■ Records from a collection
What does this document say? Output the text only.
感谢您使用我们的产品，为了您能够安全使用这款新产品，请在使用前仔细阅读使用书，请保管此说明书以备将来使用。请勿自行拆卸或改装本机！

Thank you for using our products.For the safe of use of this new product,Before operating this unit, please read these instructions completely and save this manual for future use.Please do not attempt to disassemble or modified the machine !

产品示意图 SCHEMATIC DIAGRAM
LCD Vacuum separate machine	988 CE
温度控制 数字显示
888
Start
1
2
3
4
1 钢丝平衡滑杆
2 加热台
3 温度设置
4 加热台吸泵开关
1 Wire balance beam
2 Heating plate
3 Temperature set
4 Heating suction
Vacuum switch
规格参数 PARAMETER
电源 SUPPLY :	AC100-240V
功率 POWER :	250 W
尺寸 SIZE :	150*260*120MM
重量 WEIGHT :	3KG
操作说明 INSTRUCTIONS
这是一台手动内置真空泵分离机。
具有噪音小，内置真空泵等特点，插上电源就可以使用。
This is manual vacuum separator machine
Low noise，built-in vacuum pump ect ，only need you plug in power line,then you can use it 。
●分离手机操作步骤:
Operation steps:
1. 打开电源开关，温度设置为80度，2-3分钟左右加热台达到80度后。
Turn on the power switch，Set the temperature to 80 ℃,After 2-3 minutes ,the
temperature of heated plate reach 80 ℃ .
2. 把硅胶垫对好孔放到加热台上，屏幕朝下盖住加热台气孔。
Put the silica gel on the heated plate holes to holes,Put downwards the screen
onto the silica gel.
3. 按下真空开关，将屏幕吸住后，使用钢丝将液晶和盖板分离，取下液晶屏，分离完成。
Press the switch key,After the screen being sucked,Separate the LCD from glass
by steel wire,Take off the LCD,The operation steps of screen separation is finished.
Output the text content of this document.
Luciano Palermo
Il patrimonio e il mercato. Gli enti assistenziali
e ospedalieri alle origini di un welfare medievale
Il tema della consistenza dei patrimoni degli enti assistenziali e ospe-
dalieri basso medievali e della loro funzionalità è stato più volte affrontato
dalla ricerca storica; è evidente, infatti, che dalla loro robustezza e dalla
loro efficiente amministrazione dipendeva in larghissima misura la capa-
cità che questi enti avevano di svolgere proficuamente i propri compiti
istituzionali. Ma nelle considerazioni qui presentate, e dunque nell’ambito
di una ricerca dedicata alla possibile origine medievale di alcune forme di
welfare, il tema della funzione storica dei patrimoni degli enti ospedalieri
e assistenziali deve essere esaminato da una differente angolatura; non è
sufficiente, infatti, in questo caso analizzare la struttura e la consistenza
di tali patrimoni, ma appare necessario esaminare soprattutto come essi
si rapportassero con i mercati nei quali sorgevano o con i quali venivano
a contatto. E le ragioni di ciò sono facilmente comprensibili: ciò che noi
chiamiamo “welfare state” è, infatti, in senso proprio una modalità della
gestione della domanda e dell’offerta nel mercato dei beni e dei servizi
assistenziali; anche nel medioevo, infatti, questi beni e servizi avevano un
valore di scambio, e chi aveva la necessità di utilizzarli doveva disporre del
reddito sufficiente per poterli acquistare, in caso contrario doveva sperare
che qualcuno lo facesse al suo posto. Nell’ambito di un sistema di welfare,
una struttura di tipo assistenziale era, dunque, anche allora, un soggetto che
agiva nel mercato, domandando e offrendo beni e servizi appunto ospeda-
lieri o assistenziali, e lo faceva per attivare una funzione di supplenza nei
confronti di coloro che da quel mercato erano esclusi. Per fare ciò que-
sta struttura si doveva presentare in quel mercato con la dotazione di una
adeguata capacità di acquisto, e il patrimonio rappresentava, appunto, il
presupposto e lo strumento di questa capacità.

■ Task prompt
Repeat the material above in full, quoting it exactly.

■ Correct output
What does this document say? Output the text only.
感谢您使用我们的产品，为了您能够安全使用这款新产品，请在使用前仔细阅读使用书，请保管此说明书以备将来使用。请勿自行拆卸或改装本机！

Thank you for using our products.For the safe of use of this new product,Before operating this unit, please read these instructions completely and save this manual for future use.Please do not attempt to disassemble or modified the machine !

产品示意图 SCHEMATIC DIAGRAM
LCD Vacuum separate machine	988 CE
温度控制 数字显示
888
Start
1
2
3
4
1 钢丝平衡滑杆
2 加热台
3 温度设置
4 加热台吸泵开关
1 Wire balance beam
2 Heating plate
3 Temperature set
4 Heating suction
Vacuum switch
规格参数 PARAMETER
电源 SUPPLY :	AC100-240V
功率 POWER :	250 W
尺寸 SIZE :	150*260*120MM
重量 WEIGHT :	3KG
操作说明 INSTRUCTIONS
这是一台手动内置真空泵分离机。
具有噪音小，内置真空泵等特点，插上电源就可以使用。
This is manual vacuum separator machine
Low noise，built-in vacuum pump ect ，only need you plug in power line,then you can use it 。
●分离手机操作步骤:
Operation steps:
1. 打开电源开关，温度设置为80度，2-3分钟左右加热台达到80度后。
Turn on the power switch，Set the temperature to 80 ℃,After 2-3 minutes ,the
temperature of heated plate reach 80 ℃ .
2. 把硅胶垫对好孔放到加热台上，屏幕朝下盖住加热台气孔。
Put the silica gel on the heated plate holes to holes,Put downwards the screen
onto the silica gel.
3. 按下真空开关，将屏幕吸住后，使用钢丝将液晶和盖板分离，取下液晶屏，分离完成。
Press the switch key,After the screen being sucked,Separate the LCD from glass
by steel wire,Take off the LCD,The operation steps of screen separation is finished.
Output the text content of this document.
Luciano Palermo
Il patrimonio e il mercato. Gli enti assistenziali
e ospedalieri alle origini di un welfare medievale
Il tema della consistenza dei patrimoni degli enti assistenziali e ospe-
dalieri basso medievali e della loro funzionalità è stato più volte affrontato
dalla ricerca storica; è evidente, infatti, che dalla loro robustezza e dalla
loro efficiente amministrazione dipendeva in larghissima misura la capa-
cità che questi enti avevano di svolgere proficuamente i propri compiti
istituzionali. Ma nelle considerazioni qui presentate, e dunque nell’ambito
di una ricerca dedicata alla possibile origine medievale di alcune forme di
welfare, il tema della funzione storica dei patrimoni degli enti ospedalieri
e assistenziali deve essere esaminato da una differente angolatura; non è
sufficiente, infatti, in questo caso analizzare la struttura e la consistenza
di tali patrimoni, ma appare necessario esaminare soprattutto come essi
si rapportassero con i mercati nei quali sorgevano o con i quali venivano
a contatto. E le ragioni di ciò sono facilmente comprensibili: ciò che noi
chiamiamo “welfare state” è, infatti, in senso proprio una modalità della
gestione della domanda e dell’offerta nel mercato dei beni e dei servizi
assistenziali; anche nel medioevo, infatti, questi beni e servizi avevano un
valore di scambio, e chi aveva la necessità di utilizzarli doveva disporre del
reddito sufficiente per poterli acquistare, in caso contrario doveva sperare
che qualcuno lo facesse al suo posto. Nell’ambito di un sistema di welfare,
una struttura di tipo assistenziale era, dunque, anche allora, un soggetto che
agiva nel mercato, domandando e offrendo beni e servizi appunto ospeda-
lieri o assistenziali, e lo faceva per attivare una funzione di supplenza nei
confronti di coloro che da quel mercato erano esclusi. Per fare ciò que-
sta struttura si doveva presentare in quel mercato con la dotazione di una
adeguata capacità di acquisto, e il patrimonio rappresentava, appunto, il
presupposto e lo strumento di questa capacità.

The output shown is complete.